_Required actions_.
A. Name every person the Horowitz passage describes as holding an FBI role, along with the role given for each.
B. In the records, reproduce word for word the part that opens with the first line of the records and closes with the line containing "The longitudinally extending", including both of those lines.

_Passage_.
Stopping short of doctored, Horowitz said the agent altered the application.

“They had no evidence to support that and when they flipped it they had no evidence to support that either,” he said.

The Steele dossier surfaced in questions from the majority of Republican senators. But Senator Dick Durbin, D-Ill., asked Horowitz for his conclusion on the infamous dossier, a private intelligence report compiled during the 2016 campaign by the former MI6 agent.

“In terms of the initiation of the investigation it had no impact,” Horowitz said. “No impact, it was not known to the team that opened the investigation when they opened it.”

Graham, an ardent Trump supporter, read off text messages between former FBI attorney Lisa Page and former FBI Deputy Assistant Director Peter Strzok, claiming the two were central to launching Crossfire Hurricane.

But Horowitz said top FBI counterintelligence official Bill Priestap opened the investigation.

“We did not find documentary or testimonial evidence that indicated political bias or improper motivation influenced his decision,” he said.

_Input_.
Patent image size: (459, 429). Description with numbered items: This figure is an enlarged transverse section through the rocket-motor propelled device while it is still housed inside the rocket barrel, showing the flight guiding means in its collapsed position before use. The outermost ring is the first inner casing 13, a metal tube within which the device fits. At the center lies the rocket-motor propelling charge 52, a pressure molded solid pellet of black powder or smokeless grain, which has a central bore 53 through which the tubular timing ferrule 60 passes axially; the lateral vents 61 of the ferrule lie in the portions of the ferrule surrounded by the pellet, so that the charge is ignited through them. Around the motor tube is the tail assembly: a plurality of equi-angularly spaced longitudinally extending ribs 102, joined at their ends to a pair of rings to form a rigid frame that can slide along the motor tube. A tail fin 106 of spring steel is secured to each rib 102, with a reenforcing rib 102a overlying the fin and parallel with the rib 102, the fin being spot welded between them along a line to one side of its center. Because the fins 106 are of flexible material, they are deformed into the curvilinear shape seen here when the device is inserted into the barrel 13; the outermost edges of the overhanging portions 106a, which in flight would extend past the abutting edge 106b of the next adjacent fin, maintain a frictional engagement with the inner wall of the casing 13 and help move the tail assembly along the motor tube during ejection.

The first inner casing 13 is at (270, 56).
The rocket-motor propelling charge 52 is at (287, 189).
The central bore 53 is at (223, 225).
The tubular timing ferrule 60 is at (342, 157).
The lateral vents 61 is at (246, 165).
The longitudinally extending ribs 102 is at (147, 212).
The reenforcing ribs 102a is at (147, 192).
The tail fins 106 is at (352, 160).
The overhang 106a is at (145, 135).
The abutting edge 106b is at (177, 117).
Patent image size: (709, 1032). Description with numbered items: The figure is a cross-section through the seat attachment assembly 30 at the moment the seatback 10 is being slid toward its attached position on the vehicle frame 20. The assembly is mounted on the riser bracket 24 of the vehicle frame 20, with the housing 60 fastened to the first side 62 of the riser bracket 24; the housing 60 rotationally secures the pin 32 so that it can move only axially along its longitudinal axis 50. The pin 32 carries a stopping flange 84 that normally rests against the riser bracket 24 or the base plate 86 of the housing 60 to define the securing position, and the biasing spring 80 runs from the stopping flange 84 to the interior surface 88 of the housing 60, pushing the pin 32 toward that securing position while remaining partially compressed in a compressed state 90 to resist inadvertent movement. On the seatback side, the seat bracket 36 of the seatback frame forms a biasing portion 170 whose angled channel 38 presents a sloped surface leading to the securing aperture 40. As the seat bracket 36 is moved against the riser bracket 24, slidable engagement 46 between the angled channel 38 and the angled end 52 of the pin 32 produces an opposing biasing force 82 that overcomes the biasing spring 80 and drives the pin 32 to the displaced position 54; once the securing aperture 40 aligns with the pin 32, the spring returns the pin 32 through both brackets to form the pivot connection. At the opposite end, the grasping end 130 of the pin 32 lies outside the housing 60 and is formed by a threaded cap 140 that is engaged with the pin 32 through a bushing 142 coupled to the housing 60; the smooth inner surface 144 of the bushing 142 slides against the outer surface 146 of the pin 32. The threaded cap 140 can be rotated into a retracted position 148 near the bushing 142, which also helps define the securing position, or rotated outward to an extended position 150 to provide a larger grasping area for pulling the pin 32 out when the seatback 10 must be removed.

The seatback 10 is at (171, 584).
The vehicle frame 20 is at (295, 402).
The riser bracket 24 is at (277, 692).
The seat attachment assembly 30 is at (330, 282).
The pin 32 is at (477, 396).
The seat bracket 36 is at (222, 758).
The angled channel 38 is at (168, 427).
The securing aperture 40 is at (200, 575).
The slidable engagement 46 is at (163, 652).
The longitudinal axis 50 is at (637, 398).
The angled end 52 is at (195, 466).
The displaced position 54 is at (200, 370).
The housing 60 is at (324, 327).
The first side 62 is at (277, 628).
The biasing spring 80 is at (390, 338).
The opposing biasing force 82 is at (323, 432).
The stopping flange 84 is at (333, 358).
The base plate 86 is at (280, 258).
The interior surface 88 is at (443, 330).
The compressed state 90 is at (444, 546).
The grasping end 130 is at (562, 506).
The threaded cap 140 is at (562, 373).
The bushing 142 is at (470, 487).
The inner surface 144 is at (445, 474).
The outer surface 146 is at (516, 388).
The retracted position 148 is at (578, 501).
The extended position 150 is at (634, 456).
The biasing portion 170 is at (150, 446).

_The answers_.
A.
- Lisa Page: former FBI attorney
- Peter Strzok: former FBI Deputy Assistant Director
- Bill Priestap: top FBI counterintelligence official

B.
Patent image size: (459, 429). Description with numbered items: This figure is an enlarged transverse section through the rocket-motor propelled device while it is still housed inside the rocket barrel, showing the flight guiding means in its collapsed position before use. The outermost ring is the first inner casing 13, a metal tube within which the device fits. At the center lies the rocket-motor propelling charge 52, a pressure molded solid pellet of black powder or smokeless grain, which has a central bore 53 through which the tubular timing ferrule 60 passes axially; the lateral vents 61 of the ferrule lie in the portions of the ferrule surrounded by the pellet, so that the charge is ignited through them. Around the motor tube is the tail assembly: a plurality of equi-angularly spaced longitudinally extending ribs 102, joined at their ends to a pair of rings to form a rigid frame that can slide along the motor tube. A tail fin 106 of spring steel is secured to each rib 102, with a reenforcing rib 102a overlying the fin and parallel with the rib 102, the fin being spot welded between them along a line to one side of its center. Because the fins 106 are of flexible material, they are deformed into the curvilinear shape seen here when the device is inserted into the barrel 13; the outermost edges of the overhanging portions 106a, which in flight would extend past the abutting edge 106b of the next adjacent fin, maintain a frictional engagement with the inner wall of the casing 13 and help move the tail assembly along the motor tube during ejection.

The first inner casing 13 is at (270, 56).
The rocket-motor propelling charge 52 is at (287, 189).
The central bore 53 is at (223, 225).
The tubular timing ferrule 60 is at (342, 157).
The lateral vents 61 is at (246, 165).
The longitudinally extending ribs 102 is at (147, 212).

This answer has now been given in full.